American conductor, violinist and composer

Harley Hamilton (March 8, 1861 – May 14, 1933) was an American conductor, violinist and composer. He was the founder and first conductor of the LA Women's Orchestra in 1893 and of the LA Symphony in 1897. Hamilton was one of the first symphony American directors in those years, when most conductors were born and trained abroad.

Hamilton was born in 1861 in Kenwood, New York, to Susan C. Williams and Henry W. Burnham. He was a member of the Oneida Community in New York, which his parents joined in 1848, until the Community dissolved in 1881. Shortly before his mother's death, he was adopted by Erastus Hapgood Hamilton (a leading Community member and architect of the Oneida Community Mansion House; now a museum), from whom he took his name. He was trained as a violinist and conductor (by Oneida Community member and bandleader Charles Joslyn). He worked as a printer and it is believed that his stepfather sent him to study at the New York College of Music, where he graduated. In 1881, when the Community dissolved, he started traveling as a member of a minstrel group arriving in Los Angeles in 1883. He worked in Los Angeles both as a printer and musician, with several experiences as director and a member of choirs, bands and orchestras. He worked with both amateur and professional orchestras.

Hamilton formed the LA Women's Orchestra in 1893 and the LA Symphony in 1897. Both became quite popular and contributed to the development of symphonic music in the Los Angeles area. He resigned from both in 1913, probably due to advancing deafness.
He died of apoplexy (stroke) in 1933.

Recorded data
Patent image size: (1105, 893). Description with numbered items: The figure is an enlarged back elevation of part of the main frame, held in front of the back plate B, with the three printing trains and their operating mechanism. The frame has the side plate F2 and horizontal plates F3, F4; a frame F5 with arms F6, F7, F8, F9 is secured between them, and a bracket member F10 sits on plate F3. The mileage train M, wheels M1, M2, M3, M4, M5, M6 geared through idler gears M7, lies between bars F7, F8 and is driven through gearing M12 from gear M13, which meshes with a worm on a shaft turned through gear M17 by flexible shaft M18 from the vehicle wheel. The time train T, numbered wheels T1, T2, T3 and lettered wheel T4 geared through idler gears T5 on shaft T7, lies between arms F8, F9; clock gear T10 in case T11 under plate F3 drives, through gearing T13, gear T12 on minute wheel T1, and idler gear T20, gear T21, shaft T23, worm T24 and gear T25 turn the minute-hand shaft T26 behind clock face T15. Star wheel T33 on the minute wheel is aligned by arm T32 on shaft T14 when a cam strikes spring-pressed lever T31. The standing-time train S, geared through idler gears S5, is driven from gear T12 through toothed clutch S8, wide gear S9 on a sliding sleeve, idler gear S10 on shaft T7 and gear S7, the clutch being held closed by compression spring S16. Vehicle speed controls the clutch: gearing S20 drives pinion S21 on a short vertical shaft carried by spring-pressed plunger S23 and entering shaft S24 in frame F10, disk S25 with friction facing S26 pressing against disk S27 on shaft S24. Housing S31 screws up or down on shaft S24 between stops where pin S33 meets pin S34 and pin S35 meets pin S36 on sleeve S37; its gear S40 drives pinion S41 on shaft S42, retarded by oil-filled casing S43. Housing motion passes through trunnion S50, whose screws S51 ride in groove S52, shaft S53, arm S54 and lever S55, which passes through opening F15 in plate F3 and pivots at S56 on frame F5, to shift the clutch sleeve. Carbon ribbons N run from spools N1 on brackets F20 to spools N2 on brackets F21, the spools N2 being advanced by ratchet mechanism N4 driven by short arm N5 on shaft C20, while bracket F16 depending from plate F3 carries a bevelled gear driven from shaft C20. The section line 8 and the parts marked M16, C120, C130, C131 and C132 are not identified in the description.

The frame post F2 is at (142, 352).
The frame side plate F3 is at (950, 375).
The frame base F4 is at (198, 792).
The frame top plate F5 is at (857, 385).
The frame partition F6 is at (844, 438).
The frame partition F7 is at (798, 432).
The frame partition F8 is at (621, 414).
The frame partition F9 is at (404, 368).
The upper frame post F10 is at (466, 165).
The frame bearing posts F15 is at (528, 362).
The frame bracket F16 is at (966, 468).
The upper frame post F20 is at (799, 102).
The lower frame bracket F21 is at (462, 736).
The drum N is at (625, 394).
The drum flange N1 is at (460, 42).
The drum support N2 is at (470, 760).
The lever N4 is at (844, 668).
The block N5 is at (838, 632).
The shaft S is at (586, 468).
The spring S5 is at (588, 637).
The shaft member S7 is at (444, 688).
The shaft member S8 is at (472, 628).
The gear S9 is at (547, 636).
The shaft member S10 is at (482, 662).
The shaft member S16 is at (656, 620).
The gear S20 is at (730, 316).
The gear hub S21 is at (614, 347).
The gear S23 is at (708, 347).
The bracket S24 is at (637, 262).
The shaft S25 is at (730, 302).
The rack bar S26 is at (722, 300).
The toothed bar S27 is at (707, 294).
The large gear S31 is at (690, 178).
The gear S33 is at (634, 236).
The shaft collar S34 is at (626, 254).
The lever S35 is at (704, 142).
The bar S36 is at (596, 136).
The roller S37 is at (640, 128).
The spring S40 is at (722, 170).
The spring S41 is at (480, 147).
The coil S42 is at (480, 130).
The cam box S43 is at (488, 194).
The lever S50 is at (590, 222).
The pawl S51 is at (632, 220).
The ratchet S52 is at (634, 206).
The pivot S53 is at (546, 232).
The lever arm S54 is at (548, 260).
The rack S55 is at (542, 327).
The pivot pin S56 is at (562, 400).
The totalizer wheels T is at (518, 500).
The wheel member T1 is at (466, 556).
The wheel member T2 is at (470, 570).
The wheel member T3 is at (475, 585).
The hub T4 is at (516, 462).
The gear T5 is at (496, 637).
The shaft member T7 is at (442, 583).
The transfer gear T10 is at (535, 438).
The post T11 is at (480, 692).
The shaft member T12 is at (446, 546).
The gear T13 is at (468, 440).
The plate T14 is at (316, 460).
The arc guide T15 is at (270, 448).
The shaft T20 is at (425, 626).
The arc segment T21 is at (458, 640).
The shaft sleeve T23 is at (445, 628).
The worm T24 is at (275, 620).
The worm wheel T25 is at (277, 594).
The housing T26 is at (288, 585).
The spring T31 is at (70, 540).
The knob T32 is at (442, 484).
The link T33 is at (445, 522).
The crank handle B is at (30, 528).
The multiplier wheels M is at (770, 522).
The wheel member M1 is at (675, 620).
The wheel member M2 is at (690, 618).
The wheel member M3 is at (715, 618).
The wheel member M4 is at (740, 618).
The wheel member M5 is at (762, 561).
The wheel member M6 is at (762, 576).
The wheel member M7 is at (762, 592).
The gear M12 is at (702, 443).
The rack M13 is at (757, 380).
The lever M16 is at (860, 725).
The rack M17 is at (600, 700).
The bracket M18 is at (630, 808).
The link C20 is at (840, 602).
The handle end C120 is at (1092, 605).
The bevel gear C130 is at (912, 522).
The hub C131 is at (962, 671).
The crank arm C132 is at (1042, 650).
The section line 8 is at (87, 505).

=== Exercise objective ===
Repeat the passage about Harley Hamilton word for word, starting at "Harley Hamilton (March" and ending at "and trained abroad.". None of the rows matter here.

=== Result ===
Harley Hamilton (March 8, 1861 – May 14, 1933) was an American conductor, violinist and composer. He was the founder and first conductor of the LA Women's Orchestra in 1893 and of the LA Symphony in 1897. Hamilton was one of the first symphony American directors in those years, when most conductors were born and trained abroad.